### What is needed:
Count the lines of the data below that contain the string "title", matching case exactly. Give only the number.

### Excerpted records:
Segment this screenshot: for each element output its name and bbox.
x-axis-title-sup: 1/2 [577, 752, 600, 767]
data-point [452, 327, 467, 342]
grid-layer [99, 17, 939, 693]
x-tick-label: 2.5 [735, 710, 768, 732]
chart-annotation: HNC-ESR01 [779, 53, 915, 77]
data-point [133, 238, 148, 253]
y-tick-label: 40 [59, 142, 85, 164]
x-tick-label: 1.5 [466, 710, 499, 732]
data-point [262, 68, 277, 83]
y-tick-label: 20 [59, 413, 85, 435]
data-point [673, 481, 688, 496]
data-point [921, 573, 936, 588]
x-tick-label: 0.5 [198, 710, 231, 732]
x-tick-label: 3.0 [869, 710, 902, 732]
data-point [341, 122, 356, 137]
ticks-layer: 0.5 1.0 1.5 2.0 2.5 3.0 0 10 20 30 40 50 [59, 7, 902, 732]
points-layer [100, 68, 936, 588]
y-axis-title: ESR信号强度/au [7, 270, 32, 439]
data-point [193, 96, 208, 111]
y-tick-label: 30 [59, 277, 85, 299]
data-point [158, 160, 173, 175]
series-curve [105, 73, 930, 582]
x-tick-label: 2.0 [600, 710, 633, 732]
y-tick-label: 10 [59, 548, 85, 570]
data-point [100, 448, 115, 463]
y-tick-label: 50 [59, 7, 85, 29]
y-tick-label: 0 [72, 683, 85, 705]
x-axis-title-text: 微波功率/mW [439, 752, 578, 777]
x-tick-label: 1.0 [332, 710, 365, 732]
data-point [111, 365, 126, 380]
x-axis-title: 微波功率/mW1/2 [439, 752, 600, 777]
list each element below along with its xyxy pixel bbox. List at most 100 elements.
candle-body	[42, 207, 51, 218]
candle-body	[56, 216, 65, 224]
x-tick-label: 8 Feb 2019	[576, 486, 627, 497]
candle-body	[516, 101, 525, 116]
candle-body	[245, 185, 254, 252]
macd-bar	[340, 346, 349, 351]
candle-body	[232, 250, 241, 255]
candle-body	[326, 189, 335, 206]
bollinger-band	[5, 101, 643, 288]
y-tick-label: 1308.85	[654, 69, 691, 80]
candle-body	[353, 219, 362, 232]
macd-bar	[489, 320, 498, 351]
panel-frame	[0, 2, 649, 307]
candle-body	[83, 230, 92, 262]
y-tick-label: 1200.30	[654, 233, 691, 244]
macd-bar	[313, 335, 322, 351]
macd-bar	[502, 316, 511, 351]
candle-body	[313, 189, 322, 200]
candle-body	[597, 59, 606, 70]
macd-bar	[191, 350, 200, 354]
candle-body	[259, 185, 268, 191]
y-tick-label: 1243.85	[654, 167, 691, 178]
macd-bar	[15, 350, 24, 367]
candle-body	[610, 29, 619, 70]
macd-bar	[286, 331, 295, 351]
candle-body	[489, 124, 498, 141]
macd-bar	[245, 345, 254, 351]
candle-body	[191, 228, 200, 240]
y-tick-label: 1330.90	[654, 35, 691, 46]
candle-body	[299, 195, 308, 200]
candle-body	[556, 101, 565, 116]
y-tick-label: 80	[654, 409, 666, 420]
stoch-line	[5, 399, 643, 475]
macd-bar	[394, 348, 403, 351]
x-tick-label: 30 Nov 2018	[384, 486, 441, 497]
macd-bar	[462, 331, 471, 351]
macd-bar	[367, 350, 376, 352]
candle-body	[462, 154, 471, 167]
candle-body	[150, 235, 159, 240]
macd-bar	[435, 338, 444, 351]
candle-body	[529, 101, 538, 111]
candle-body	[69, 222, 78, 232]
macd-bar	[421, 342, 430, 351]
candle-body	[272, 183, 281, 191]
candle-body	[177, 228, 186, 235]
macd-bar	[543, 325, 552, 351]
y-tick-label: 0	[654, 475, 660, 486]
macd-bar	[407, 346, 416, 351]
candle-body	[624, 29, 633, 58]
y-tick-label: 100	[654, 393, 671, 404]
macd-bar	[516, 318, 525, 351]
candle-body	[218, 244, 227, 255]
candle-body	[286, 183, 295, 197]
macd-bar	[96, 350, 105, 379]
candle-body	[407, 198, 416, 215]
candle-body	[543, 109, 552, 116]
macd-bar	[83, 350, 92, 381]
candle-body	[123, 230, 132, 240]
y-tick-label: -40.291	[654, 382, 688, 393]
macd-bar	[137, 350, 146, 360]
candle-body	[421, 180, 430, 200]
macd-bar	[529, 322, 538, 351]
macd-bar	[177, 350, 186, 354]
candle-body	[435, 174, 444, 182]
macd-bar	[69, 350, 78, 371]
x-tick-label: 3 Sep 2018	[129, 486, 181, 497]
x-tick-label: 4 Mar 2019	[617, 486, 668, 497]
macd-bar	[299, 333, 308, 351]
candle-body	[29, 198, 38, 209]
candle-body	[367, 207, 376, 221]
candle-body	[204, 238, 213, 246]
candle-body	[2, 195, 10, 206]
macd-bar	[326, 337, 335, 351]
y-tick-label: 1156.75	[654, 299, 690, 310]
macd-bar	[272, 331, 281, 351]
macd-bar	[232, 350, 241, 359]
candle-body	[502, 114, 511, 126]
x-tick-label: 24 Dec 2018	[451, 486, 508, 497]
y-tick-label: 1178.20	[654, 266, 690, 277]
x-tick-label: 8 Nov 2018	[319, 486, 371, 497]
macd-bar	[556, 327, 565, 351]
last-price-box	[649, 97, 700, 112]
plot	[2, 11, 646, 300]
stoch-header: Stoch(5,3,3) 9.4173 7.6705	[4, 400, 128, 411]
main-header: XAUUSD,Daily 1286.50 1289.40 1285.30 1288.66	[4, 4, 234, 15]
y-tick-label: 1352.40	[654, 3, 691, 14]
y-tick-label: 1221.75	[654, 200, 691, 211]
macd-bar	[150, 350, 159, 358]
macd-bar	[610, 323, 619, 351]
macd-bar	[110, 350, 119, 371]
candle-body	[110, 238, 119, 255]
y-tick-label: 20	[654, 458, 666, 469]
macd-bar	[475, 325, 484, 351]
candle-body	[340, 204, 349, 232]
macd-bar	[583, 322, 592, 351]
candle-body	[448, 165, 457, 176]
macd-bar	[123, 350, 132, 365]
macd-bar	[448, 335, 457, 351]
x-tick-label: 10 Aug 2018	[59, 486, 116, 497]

### Exercise result:
4